-- Directions for this task --
Reproduce every record verbatim but drop the pictures.

(Task inputs Opens)

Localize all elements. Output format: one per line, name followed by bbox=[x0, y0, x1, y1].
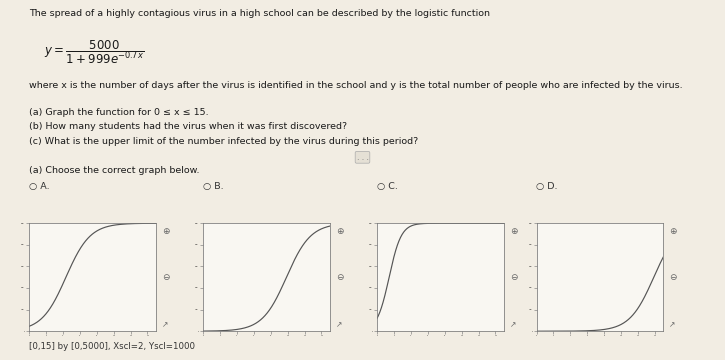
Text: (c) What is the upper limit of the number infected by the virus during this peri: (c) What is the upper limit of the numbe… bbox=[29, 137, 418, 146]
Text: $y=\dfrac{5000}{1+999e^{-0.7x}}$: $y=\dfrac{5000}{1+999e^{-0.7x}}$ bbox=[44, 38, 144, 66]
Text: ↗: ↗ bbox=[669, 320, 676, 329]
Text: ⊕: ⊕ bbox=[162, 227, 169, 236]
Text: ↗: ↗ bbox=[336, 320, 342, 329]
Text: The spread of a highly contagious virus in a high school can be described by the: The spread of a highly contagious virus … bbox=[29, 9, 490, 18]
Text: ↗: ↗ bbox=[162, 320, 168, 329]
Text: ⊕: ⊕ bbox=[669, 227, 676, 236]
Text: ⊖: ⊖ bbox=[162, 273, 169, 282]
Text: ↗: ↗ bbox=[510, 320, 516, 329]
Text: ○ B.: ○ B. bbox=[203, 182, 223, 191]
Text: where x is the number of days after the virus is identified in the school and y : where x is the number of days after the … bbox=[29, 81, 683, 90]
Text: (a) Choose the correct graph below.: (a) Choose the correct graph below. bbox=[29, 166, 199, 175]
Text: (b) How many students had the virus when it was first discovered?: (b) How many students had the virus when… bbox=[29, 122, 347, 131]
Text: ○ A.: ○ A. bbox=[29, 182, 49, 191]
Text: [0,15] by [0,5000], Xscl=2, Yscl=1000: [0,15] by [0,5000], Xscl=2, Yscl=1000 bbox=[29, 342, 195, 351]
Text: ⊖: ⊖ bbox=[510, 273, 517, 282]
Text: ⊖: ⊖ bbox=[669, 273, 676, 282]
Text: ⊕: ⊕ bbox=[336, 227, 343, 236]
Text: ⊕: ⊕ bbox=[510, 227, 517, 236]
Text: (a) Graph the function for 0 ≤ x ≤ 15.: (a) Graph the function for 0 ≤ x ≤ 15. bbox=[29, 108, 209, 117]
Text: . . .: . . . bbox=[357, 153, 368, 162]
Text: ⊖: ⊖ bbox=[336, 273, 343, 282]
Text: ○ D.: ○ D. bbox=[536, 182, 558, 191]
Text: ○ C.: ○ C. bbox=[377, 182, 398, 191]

(Task inputs Closes)

-- Solution for this problem --
Localize all elements. Output format: one per line, name followed by bbox=[x0, y0, x1, y1].
Text: (c) What is the upper limit of the number infected by the virus during this peri: (c) What is the upper limit of the numbe… bbox=[29, 137, 418, 146]
Text: $y=\dfrac{5000}{1+999e^{-0.7x}}$: $y=\dfrac{5000}{1+999e^{-0.7x}}$ bbox=[44, 38, 144, 66]
Text: ↗: ↗ bbox=[669, 320, 676, 329]
Text: ⊕: ⊕ bbox=[162, 227, 169, 236]
Text: ↗: ↗ bbox=[336, 320, 342, 329]
Text: The spread of a highly contagious virus in a high school can be described by the: The spread of a highly contagious virus … bbox=[29, 9, 490, 18]
Text: ↗: ↗ bbox=[162, 320, 168, 329]
Text: ⊕: ⊕ bbox=[669, 227, 676, 236]
Text: ⊖: ⊖ bbox=[162, 273, 169, 282]
Text: ↗: ↗ bbox=[510, 320, 516, 329]
Text: ○ B.: ○ B. bbox=[203, 182, 223, 191]
Text: where x is the number of days after the virus is identified in the school and y : where x is the number of days after the … bbox=[29, 81, 683, 90]
Text: (a) Choose the correct graph below.: (a) Choose the correct graph below. bbox=[29, 166, 199, 175]
Text: (b) How many students had the virus when it was first discovered?: (b) How many students had the virus when… bbox=[29, 122, 347, 131]
Text: ○ A.: ○ A. bbox=[29, 182, 49, 191]
Text: [0,15] by [0,5000], Xscl=2, Yscl=1000: [0,15] by [0,5000], Xscl=2, Yscl=1000 bbox=[29, 342, 195, 351]
Text: ⊖: ⊖ bbox=[510, 273, 517, 282]
Text: ⊖: ⊖ bbox=[669, 273, 676, 282]
Text: ⊕: ⊕ bbox=[336, 227, 343, 236]
Text: ⊕: ⊕ bbox=[510, 227, 517, 236]
Text: (a) Graph the function for 0 ≤ x ≤ 15.: (a) Graph the function for 0 ≤ x ≤ 15. bbox=[29, 108, 209, 117]
Text: . . .: . . . bbox=[357, 153, 368, 162]
Text: ⊖: ⊖ bbox=[336, 273, 343, 282]
Text: ○ D.: ○ D. bbox=[536, 182, 558, 191]
Text: ○ C.: ○ C. bbox=[377, 182, 398, 191]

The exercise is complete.